- [Record set]
▬▬▬▬▬▬▬▬▬▬
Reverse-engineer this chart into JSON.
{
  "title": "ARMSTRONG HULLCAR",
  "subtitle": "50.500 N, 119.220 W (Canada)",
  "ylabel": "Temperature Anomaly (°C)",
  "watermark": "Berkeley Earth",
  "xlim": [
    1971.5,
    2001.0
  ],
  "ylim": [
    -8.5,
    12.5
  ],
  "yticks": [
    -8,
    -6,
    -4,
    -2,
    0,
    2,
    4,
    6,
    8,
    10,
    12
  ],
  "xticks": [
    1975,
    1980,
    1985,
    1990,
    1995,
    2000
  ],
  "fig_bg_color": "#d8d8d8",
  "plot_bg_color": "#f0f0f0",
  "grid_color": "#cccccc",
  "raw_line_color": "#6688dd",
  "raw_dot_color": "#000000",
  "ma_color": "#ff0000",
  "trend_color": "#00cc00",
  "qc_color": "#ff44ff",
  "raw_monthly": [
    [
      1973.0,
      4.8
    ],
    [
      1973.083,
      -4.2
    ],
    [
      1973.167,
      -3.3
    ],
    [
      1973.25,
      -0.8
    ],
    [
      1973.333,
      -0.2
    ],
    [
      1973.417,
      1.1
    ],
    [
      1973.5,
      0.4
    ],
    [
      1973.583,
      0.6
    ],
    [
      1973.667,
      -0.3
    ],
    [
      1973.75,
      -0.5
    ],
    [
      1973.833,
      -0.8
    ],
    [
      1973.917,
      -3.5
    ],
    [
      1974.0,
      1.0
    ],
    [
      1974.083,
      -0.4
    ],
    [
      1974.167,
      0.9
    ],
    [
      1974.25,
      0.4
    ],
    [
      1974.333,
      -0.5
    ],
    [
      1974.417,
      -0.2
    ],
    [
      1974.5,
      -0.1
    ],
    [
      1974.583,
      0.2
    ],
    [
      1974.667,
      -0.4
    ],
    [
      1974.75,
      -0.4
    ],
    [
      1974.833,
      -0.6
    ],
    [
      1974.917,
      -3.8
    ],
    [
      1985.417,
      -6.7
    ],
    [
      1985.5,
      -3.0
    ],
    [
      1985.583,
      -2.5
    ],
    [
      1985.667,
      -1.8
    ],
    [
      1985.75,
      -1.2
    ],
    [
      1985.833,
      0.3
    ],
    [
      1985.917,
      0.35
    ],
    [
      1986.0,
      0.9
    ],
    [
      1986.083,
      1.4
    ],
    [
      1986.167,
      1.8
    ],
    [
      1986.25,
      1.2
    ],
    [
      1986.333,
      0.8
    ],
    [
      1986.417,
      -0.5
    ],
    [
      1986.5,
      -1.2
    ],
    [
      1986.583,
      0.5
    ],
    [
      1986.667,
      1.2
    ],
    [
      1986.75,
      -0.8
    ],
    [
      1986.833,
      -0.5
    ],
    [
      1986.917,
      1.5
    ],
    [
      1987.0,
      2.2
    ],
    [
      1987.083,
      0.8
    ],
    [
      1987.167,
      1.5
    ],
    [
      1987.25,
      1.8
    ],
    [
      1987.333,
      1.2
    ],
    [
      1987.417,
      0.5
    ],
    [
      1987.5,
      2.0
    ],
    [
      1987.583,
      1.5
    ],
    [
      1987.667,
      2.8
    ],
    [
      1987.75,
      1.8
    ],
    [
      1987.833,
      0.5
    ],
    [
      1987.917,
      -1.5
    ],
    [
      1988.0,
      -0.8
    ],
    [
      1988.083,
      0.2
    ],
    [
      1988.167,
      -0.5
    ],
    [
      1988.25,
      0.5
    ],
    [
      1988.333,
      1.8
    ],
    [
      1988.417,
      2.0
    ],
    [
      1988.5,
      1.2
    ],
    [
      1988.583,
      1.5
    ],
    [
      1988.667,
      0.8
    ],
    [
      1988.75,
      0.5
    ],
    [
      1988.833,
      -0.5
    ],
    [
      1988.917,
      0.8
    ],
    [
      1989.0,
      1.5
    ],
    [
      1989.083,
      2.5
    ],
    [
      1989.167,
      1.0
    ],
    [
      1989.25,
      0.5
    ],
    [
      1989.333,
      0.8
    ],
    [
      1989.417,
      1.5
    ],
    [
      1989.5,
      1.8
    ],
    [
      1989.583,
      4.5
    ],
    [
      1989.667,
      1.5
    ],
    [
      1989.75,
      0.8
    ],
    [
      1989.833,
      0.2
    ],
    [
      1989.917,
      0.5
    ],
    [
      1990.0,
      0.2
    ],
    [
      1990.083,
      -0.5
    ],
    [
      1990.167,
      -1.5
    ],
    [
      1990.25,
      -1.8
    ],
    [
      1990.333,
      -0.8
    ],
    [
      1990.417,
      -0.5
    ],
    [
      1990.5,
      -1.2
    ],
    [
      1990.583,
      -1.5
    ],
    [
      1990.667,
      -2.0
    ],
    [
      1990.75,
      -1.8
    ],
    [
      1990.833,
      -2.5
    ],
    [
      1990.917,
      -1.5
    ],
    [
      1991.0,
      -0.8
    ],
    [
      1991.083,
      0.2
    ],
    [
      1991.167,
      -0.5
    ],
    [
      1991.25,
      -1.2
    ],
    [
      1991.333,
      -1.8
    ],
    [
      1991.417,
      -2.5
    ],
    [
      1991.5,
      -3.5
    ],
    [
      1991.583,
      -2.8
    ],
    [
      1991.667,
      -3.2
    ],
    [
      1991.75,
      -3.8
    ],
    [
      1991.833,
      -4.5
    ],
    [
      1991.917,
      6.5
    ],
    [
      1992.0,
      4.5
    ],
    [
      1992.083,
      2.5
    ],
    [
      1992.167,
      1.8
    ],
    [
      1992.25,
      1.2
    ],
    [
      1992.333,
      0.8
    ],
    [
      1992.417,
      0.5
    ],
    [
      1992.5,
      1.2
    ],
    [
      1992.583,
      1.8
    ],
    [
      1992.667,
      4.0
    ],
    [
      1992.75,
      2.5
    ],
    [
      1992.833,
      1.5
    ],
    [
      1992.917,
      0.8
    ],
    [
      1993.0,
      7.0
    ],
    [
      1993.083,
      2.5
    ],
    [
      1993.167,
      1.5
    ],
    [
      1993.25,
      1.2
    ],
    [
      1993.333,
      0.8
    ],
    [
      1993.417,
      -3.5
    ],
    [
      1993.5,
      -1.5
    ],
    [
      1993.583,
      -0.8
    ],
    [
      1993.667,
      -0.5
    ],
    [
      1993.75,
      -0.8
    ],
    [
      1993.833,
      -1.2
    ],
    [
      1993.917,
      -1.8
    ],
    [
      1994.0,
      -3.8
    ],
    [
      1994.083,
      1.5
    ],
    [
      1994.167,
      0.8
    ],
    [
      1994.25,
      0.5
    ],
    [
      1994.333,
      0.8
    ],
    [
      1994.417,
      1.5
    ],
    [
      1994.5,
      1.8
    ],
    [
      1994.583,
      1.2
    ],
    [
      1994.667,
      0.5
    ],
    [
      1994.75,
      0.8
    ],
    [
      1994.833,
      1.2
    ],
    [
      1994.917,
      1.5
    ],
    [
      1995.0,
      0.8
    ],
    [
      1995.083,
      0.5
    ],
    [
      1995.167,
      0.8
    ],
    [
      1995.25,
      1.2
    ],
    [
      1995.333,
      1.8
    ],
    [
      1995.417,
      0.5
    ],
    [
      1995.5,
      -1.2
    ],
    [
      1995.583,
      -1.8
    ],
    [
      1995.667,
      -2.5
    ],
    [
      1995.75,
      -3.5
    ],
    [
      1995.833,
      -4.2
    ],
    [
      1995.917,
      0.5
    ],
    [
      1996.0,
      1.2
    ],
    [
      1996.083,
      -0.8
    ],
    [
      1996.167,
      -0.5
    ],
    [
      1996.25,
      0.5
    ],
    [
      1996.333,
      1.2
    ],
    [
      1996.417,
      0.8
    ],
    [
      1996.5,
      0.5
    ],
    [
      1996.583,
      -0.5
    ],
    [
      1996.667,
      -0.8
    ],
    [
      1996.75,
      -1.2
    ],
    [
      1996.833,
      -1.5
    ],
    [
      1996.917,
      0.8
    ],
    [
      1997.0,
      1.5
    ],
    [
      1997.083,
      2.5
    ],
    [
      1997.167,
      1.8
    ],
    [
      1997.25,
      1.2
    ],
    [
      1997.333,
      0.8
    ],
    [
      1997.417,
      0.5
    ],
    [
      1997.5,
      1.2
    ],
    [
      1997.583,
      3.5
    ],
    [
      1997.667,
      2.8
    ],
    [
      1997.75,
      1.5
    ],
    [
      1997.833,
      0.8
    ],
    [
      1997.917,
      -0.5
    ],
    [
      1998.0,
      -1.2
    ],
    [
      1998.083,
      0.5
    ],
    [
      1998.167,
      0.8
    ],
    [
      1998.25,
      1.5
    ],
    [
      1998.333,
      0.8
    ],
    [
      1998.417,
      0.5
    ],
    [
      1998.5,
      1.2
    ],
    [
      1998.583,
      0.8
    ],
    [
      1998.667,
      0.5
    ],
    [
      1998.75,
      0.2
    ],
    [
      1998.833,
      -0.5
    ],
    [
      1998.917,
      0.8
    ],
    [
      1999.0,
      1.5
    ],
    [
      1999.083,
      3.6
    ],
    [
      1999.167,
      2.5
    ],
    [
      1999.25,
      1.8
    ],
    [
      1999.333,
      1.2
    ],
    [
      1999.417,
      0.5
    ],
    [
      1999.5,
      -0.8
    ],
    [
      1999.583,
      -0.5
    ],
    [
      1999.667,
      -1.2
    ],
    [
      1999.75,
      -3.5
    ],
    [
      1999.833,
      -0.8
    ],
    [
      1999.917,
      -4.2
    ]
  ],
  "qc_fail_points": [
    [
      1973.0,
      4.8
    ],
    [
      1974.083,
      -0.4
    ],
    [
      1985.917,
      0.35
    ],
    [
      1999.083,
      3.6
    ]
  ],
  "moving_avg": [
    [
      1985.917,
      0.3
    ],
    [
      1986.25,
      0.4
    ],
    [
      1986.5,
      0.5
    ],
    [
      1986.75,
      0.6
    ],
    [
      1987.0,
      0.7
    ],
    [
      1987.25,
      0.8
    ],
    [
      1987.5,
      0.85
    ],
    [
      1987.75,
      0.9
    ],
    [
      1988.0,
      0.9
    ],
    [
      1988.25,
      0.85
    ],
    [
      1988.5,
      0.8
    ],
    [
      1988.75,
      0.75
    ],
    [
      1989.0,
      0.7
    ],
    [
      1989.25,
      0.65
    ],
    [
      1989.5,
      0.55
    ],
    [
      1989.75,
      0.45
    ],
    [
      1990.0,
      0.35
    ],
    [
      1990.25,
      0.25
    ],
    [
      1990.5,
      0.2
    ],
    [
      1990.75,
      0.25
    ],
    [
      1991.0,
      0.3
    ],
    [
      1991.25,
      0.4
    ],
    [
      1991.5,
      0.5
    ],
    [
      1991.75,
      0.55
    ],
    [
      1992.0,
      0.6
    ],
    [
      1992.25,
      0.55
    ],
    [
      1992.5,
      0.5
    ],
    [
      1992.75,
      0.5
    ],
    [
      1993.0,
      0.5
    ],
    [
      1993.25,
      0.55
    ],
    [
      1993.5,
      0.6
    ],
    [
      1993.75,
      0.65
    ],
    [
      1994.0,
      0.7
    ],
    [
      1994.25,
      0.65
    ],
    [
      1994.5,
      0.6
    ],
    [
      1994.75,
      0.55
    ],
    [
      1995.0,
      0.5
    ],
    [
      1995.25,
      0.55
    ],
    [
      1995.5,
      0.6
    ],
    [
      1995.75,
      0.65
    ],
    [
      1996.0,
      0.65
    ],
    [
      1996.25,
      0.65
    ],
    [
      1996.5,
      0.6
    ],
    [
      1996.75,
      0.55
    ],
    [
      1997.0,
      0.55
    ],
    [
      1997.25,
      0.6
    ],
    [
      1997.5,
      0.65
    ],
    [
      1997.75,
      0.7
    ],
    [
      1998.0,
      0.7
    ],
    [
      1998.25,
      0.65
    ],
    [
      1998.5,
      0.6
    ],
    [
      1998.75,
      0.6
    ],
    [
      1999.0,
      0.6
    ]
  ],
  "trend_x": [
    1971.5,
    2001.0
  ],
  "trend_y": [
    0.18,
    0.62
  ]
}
▬▬▬▬▬▬▬▬▬▬
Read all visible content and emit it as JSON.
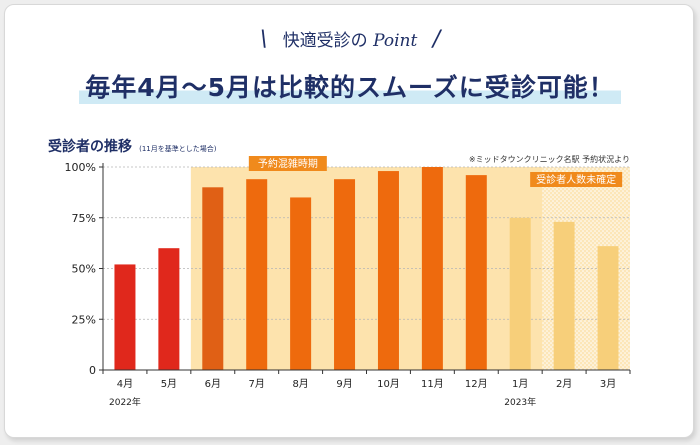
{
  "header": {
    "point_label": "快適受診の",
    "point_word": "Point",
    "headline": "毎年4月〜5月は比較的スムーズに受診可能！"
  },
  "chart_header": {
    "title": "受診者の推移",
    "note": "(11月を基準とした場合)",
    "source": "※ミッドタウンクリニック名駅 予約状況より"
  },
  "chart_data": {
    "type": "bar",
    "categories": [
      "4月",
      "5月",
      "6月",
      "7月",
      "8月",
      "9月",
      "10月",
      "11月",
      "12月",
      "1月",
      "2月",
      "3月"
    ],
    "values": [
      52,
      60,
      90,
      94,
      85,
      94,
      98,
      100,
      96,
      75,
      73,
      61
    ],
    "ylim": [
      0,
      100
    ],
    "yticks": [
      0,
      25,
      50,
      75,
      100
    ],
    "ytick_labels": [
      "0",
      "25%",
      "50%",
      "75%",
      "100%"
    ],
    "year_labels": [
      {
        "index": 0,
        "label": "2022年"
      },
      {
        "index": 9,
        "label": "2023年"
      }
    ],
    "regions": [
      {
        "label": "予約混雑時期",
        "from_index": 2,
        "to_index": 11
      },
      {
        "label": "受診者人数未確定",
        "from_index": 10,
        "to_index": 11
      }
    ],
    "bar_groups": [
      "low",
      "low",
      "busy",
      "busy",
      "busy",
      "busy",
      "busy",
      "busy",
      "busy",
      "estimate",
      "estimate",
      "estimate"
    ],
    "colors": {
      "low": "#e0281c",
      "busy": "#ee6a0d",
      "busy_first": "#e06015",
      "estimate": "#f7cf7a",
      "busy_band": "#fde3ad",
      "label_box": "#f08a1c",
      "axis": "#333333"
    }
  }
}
▬▬▬▬▬▬▬▬▬▬
- [Set task] Return every line holding the word "estimate" from the records.

- [Solution for this problem]
      "estimate",
      "estimate",
      "estimate"
      "estimate": "#f7cf7a",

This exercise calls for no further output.